▶ [Exercise directions]:
Comb through the entries for "خنشلة" and pull out each line that holds it.

▶ [Records to use]:
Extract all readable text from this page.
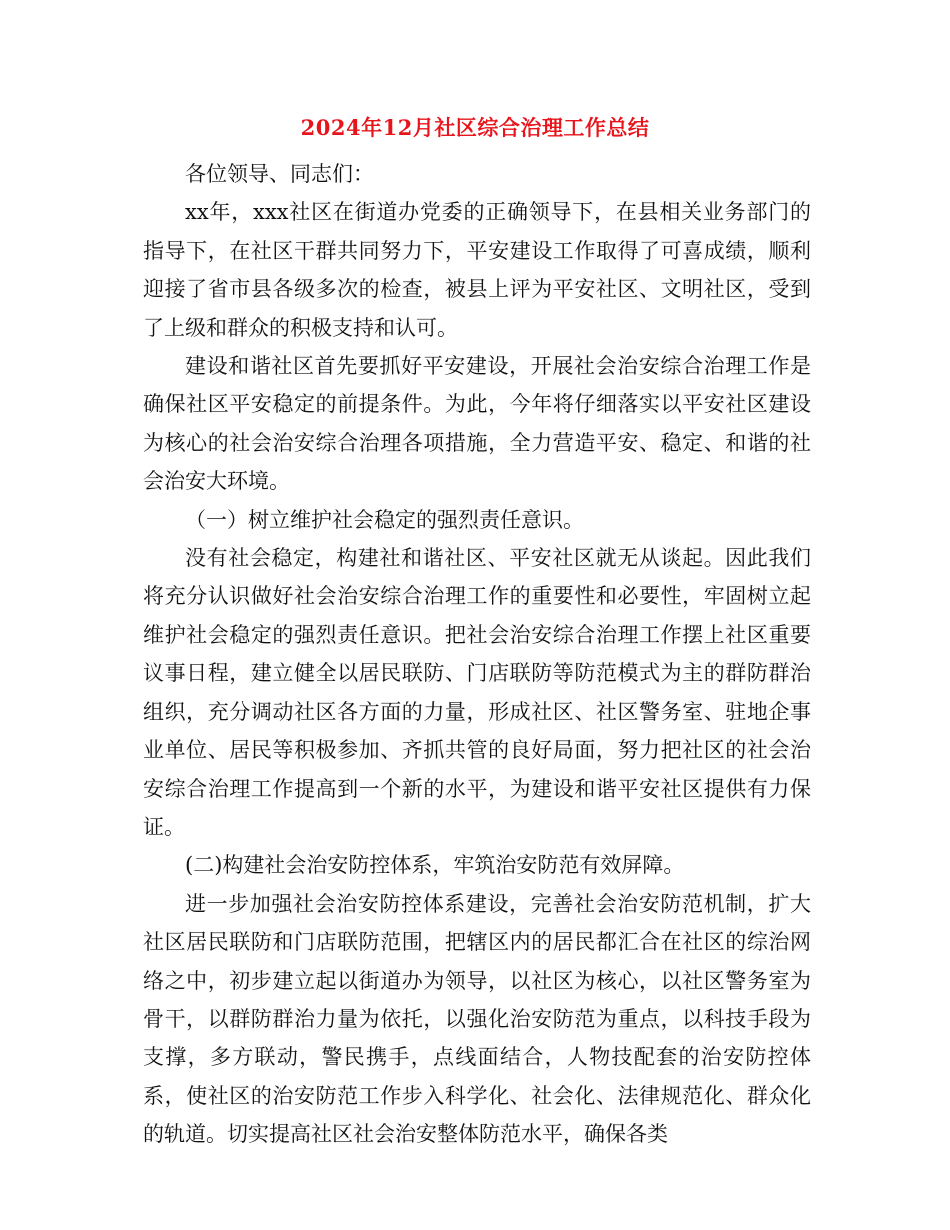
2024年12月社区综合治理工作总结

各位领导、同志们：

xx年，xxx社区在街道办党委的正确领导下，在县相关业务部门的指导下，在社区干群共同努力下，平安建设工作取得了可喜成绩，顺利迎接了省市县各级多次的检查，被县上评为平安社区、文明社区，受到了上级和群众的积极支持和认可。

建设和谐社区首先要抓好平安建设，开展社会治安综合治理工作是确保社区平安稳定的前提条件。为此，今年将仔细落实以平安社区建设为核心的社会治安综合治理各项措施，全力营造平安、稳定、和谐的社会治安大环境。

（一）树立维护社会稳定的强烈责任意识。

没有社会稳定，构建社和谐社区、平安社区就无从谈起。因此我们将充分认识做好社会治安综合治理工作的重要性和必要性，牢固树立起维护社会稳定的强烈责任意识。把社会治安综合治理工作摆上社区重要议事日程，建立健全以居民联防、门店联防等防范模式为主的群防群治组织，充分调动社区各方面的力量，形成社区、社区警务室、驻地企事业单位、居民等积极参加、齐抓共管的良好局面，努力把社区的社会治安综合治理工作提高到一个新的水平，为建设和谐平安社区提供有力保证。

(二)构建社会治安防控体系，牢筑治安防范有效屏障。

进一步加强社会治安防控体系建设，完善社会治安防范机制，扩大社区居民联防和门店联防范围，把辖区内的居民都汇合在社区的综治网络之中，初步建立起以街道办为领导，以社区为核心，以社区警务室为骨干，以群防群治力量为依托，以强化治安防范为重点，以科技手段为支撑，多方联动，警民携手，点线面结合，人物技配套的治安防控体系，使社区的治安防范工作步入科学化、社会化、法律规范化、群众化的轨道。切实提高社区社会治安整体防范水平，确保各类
---
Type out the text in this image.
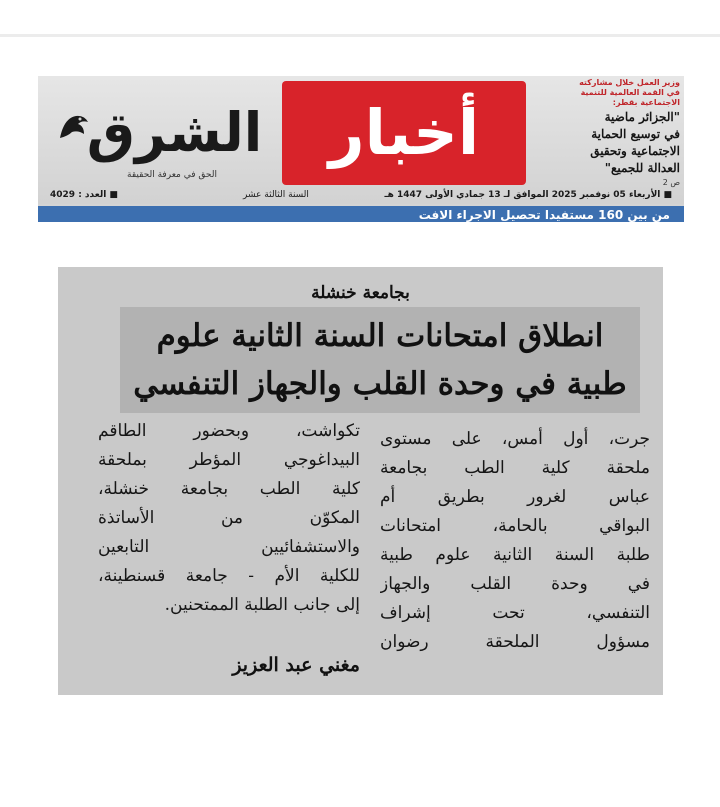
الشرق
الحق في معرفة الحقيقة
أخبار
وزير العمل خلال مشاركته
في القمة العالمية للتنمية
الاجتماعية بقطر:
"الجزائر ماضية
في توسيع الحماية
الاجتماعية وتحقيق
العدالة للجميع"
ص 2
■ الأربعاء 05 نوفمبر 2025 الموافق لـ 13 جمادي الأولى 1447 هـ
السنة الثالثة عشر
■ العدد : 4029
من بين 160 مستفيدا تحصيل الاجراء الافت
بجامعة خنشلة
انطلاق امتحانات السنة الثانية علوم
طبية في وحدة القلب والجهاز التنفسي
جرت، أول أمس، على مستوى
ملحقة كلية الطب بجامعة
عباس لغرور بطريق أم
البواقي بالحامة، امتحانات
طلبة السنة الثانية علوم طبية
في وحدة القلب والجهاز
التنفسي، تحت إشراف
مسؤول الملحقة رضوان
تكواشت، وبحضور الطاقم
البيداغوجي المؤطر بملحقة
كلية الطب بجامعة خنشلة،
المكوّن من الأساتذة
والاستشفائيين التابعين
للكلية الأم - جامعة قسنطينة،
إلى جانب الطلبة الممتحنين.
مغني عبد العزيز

▶ [Final result]:
بجامعة خنشلة
كلية الطب بجامعة خنشلة،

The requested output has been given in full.